◆ WHAT YOU SHOULD DO
Repeat each line exactly, leaving nothing out.

Chart and figure data:
◆ ◆ ◆ ◆ ◆ ◆ ◆
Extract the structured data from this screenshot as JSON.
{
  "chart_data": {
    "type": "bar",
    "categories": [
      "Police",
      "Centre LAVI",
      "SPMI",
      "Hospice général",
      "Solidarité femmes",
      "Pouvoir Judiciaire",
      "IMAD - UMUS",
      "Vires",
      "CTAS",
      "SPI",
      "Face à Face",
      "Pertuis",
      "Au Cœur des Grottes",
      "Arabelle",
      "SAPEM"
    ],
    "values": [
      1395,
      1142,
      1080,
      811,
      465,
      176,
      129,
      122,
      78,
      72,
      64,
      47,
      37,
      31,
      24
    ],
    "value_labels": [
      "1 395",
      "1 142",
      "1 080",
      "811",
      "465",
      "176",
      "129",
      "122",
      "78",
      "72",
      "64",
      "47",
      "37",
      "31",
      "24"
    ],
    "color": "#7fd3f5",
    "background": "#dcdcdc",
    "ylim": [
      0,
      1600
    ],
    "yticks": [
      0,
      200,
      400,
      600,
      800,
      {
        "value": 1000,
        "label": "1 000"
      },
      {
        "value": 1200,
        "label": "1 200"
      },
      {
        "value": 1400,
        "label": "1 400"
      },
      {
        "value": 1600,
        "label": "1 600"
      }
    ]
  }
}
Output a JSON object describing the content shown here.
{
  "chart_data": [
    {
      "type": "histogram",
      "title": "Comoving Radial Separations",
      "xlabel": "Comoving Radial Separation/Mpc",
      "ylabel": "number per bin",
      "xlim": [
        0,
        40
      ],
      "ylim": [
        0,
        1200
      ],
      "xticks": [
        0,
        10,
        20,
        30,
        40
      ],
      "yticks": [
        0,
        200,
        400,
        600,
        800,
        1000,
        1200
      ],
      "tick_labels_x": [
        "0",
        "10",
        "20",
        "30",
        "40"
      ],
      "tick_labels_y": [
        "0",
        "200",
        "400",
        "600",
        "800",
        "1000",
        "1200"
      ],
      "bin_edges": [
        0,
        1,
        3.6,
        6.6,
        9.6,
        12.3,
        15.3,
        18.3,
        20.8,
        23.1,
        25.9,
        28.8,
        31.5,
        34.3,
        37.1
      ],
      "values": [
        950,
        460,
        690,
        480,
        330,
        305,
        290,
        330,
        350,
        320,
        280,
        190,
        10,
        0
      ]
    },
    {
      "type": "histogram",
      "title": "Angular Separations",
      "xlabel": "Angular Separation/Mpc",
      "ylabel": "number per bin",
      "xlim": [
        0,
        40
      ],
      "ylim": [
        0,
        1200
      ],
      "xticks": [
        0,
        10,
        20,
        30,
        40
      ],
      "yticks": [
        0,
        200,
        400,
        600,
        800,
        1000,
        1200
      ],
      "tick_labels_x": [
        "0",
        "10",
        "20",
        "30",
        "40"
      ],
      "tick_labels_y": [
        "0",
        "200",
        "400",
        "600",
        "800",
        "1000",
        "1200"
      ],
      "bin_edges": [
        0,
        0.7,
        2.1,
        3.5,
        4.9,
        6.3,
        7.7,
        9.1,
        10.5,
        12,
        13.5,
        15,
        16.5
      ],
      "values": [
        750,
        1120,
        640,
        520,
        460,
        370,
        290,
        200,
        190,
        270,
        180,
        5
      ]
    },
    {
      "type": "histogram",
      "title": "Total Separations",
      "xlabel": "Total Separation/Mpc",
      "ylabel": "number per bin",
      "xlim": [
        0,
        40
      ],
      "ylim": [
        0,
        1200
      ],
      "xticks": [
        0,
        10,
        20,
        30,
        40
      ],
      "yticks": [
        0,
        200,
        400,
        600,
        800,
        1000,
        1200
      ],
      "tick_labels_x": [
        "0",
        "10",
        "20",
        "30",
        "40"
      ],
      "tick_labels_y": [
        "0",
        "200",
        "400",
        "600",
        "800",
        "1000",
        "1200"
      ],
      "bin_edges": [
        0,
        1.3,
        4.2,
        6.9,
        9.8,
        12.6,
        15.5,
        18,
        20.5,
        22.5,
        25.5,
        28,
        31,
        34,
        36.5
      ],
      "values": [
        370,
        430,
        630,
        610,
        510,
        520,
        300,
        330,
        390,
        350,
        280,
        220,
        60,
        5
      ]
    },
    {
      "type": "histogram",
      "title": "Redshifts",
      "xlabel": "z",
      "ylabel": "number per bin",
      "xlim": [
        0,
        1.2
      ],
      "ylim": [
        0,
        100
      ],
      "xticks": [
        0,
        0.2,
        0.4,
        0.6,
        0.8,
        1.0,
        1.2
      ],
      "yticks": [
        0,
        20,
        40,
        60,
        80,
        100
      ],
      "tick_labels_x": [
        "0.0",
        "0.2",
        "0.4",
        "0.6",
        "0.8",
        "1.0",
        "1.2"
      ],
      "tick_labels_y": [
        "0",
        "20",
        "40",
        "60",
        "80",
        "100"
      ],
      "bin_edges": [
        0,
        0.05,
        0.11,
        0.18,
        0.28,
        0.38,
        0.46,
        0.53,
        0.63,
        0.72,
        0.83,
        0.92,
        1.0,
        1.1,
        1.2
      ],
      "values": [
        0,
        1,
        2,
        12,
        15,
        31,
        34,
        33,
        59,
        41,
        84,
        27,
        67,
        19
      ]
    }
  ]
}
◆ ◆ ◆ ◆ ◆ ◆ ◆
◆ EXERCISE RESULT
Extract the structured data from this screenshot as JSON.
{
  "chart_data": {
    "type": "bar",
    "categories": [
      "Police",
      "Centre LAVI",
      "SPMI",
      "Hospice général",
      "Solidarité femmes",
      "Pouvoir Judiciaire",
      "IMAD - UMUS",
      "Vires",
      "CTAS",
      "SPI",
      "Face à Face",
      "Pertuis",
      "Au Cœur des Grottes",
      "Arabelle",
      "SAPEM"
    ],
    "values": [
      1395,
      1142,
      1080,
      811,
      465,
      176,
      129,
      122,
      78,
      72,
      64,
      47,
      37,
      31,
      24
    ],
    "value_labels": [
      "1 395",
      "1 142",
      "1 080",
      "811",
      "465",
      "176",
      "129",
      "122",
      "78",
      "72",
      "64",
      "47",
      "37",
      "31",
      "24"
    ],
    "color": "#7fd3f5",
    "background": "#dcdcdc",
    "ylim": [
      0,
      1600
    ],
    "yticks": [
      0,
      200,
      400,
      600,
      800,
      {
        "value": 1000,
        "label": "1 000"
      },
      {
        "value": 1200,
        "label": "1 200"
      },
      {
        "value": 1400,
        "label": "1 400"
      },
      {
        "value": 1600,
        "label": "1 600"
      }
    ]
  }
}
Output a JSON object describing the content shown here.
{
  "chart_data": [
    {
      "type": "histogram",
      "title": "Comoving Radial Separations",
      "xlabel": "Comoving Radial Separation/Mpc",
      "ylabel": "number per bin",
      "xlim": [
        0,
        40
      ],
      "ylim": [
        0,
        1200
      ],
      "xticks": [
        0,
        10,
        20,
        30,
        40
      ],
      "yticks": [
        0,
        200,
        400,
        600,
        800,
        1000,
        1200
      ],
      "tick_labels_x": [
        "0",
        "10",
        "20",
        "30",
        "40"
      ],
      "tick_labels_y": [
        "0",
        "200",
        "400",
        "600",
        "800",
        "1000",
        "1200"
      ],
      "bin_edges": [
        0,
        1,
        3.6,
        6.6,
        9.6,
        12.3,
        15.3,
        18.3,
        20.8,
        23.1,
        25.9,
        28.8,
        31.5,
        34.3,
        37.1
      ],
      "values": [
        950,
        460,
        690,
        480,
        330,
        305,
        290,
        330,
        350,
        320,
        280,
        190,
        10,
        0
      ]
    },
    {
      "type": "histogram",
      "title": "Angular Separations",
      "xlabel": "Angular Separation/Mpc",
      "ylabel": "number per bin",
      "xlim": [
        0,
        40
      ],
      "ylim": [
        0,
        1200
      ],
      "xticks": [
        0,
        10,
        20,
        30,
        40
      ],
      "yticks": [
        0,
        200,
        400,
        600,
        800,
        1000,
        1200
      ],
      "tick_labels_x": [
        "0",
        "10",
        "20",
        "30",
        "40"
      ],
      "tick_labels_y": [
        "0",
        "200",
        "400",
        "600",
        "800",
        "1000",
        "1200"
      ],
      "bin_edges": [
        0,
        0.7,
        2.1,
        3.5,
        4.9,
        6.3,
        7.7,
        9.1,
        10.5,
        12,
        13.5,
        15,
        16.5
      ],
      "values": [
        750,
        1120,
        640,
        520,
        460,
        370,
        290,
        200,
        190,
        270,
        180,
        5
      ]
    },
    {
      "type": "histogram",
      "title": "Total Separations",
      "xlabel": "Total Separation/Mpc",
      "ylabel": "number per bin",
      "xlim": [
        0,
        40
      ],
      "ylim": [
        0,
        1200
      ],
      "xticks": [
        0,
        10,
        20,
        30,
        40
      ],
      "yticks": [
        0,
        200,
        400,
        600,
        800,
        1000,
        1200
      ],
      "tick_labels_x": [
        "0",
        "10",
        "20",
        "30",
        "40"
      ],
      "tick_labels_y": [
        "0",
        "200",
        "400",
        "600",
        "800",
        "1000",
        "1200"
      ],
      "bin_edges": [
        0,
        1.3,
        4.2,
        6.9,
        9.8,
        12.6,
        15.5,
        18,
        20.5,
        22.5,
        25.5,
        28,
        31,
        34,
        36.5
      ],
      "values": [
        370,
        430,
        630,
        610,
        510,
        520,
        300,
        330,
        390,
        350,
        280,
        220,
        60,
        5
      ]
    },
    {
      "type": "histogram",
      "title": "Redshifts",
      "xlabel": "z",
      "ylabel": "number per bin",
      "xlim": [
        0,
        1.2
      ],
      "ylim": [
        0,
        100
      ],
      "xticks": [
        0,
        0.2,
        0.4,
        0.6,
        0.8,
        1.0,
        1.2
      ],
      "yticks": [
        0,
        20,
        40,
        60,
        80,
        100
      ],
      "tick_labels_x": [
        "0.0",
        "0.2",
        "0.4",
        "0.6",
        "0.8",
        "1.0",
        "1.2"
      ],
      "tick_labels_y": [
        "0",
        "20",
        "40",
        "60",
        "80",
        "100"
      ],
      "bin_edges": [
        0,
        0.05,
        0.11,
        0.18,
        0.28,
        0.38,
        0.46,
        0.53,
        0.63,
        0.72,
        0.83,
        0.92,
        1.0,
        1.1,
        1.2
      ],
      "values": [
        0,
        1,
        2,
        12,
        15,
        31,
        34,
        33,
        59,
        41,
        84,
        27,
        67,
        19
      ]
    }
  ]
}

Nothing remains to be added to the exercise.